RECORDED DATA
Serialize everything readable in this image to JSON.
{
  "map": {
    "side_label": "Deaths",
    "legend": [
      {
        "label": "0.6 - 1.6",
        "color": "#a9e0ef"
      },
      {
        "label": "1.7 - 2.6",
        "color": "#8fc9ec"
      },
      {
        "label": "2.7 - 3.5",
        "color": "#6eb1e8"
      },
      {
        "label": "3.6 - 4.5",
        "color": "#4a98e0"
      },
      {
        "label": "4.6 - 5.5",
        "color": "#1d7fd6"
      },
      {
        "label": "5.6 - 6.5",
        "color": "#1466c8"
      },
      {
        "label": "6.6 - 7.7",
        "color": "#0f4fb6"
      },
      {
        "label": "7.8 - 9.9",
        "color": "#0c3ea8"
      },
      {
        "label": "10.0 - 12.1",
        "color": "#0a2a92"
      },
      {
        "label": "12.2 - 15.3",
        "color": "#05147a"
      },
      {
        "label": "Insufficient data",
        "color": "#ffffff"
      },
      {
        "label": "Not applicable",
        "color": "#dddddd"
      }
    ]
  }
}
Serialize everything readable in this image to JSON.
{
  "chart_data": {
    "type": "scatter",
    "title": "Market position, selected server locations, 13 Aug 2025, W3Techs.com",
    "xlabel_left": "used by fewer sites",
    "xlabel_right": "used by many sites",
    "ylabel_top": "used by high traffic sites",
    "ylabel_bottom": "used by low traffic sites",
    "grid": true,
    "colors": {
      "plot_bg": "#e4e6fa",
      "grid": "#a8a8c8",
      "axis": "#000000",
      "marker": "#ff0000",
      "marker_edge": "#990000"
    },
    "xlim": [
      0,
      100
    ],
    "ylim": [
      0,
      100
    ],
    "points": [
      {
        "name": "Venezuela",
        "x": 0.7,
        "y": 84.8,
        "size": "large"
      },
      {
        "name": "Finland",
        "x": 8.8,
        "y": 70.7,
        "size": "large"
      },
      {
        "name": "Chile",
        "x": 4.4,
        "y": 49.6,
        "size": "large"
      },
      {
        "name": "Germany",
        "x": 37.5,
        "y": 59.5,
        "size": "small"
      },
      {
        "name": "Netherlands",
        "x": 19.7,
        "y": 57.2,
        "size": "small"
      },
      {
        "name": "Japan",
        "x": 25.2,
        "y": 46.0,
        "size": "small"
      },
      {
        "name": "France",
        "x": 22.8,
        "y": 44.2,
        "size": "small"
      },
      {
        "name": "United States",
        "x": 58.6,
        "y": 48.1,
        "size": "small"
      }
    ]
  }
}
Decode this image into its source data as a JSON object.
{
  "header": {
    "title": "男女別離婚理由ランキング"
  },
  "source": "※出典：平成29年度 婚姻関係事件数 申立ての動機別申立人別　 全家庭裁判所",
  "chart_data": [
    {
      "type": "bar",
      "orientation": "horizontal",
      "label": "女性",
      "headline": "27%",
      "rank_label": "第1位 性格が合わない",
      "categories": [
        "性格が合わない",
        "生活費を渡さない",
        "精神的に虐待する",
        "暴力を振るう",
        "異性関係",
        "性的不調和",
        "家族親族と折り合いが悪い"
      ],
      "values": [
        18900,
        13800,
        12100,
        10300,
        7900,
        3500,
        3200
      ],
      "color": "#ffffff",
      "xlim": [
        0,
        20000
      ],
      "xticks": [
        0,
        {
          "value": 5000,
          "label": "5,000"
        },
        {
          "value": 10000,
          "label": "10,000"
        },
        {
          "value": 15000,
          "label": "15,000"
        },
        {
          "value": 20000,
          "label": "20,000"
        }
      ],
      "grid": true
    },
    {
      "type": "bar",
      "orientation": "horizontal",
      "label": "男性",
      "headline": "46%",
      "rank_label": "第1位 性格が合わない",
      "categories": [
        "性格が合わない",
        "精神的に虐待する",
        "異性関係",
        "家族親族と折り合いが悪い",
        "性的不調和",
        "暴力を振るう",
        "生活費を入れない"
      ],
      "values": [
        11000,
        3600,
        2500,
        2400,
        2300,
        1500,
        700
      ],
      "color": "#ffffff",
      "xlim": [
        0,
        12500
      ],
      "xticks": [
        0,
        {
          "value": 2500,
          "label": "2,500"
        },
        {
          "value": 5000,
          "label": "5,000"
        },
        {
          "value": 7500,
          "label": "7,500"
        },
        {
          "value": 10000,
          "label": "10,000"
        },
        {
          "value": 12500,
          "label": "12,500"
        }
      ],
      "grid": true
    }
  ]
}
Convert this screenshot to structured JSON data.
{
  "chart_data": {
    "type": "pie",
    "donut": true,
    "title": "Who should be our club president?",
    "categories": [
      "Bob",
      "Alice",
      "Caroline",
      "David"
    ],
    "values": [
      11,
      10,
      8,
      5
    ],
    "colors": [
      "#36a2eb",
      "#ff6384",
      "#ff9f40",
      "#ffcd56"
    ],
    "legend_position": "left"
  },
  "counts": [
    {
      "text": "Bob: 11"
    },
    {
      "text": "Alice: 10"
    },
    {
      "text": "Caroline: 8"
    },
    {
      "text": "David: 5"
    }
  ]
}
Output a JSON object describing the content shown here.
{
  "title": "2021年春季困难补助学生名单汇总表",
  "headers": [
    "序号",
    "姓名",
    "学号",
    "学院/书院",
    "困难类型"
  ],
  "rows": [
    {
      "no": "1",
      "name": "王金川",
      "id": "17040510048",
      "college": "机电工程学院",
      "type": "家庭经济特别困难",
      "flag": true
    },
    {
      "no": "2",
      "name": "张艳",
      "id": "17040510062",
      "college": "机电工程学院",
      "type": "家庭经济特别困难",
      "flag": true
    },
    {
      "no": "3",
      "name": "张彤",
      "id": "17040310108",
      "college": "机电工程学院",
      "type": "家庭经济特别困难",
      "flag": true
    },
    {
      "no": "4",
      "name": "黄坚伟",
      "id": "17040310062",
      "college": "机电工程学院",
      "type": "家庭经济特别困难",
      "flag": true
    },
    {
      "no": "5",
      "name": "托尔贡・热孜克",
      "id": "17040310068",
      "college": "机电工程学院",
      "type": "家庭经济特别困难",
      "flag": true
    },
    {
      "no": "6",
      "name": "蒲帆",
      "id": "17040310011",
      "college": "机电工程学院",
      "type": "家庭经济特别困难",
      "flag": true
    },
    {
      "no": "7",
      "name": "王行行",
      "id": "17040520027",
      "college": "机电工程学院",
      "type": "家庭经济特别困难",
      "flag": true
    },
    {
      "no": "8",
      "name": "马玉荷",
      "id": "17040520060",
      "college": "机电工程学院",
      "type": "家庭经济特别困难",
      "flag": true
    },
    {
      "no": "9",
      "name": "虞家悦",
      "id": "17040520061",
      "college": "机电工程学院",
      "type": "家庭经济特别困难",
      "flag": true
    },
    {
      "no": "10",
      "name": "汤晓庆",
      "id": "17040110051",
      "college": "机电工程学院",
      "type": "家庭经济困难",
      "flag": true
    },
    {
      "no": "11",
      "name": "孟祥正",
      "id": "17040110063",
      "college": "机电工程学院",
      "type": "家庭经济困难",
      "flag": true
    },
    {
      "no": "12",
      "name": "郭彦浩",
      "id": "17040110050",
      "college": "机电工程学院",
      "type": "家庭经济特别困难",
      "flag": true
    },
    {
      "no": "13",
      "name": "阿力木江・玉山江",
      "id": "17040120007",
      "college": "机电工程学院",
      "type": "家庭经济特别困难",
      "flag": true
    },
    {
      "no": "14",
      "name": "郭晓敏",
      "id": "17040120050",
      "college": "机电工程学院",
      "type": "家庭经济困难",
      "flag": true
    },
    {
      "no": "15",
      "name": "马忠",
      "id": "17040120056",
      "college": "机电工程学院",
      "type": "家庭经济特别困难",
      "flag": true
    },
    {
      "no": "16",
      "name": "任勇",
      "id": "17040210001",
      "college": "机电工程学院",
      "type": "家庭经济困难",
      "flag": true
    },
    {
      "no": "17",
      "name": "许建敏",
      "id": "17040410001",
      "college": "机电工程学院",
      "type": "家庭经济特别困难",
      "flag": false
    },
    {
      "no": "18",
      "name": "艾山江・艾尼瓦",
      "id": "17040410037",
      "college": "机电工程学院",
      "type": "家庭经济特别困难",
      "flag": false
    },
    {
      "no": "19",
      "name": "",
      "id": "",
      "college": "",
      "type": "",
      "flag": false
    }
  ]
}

WHAT THE EXERCISE ASKS
Find every line in the records that contains the word "traffic"; copy those lines.

FULL ANSWER
    "ylabel_top": "used by high traffic sites",
    "ylabel_bottom": "used by low traffic sites",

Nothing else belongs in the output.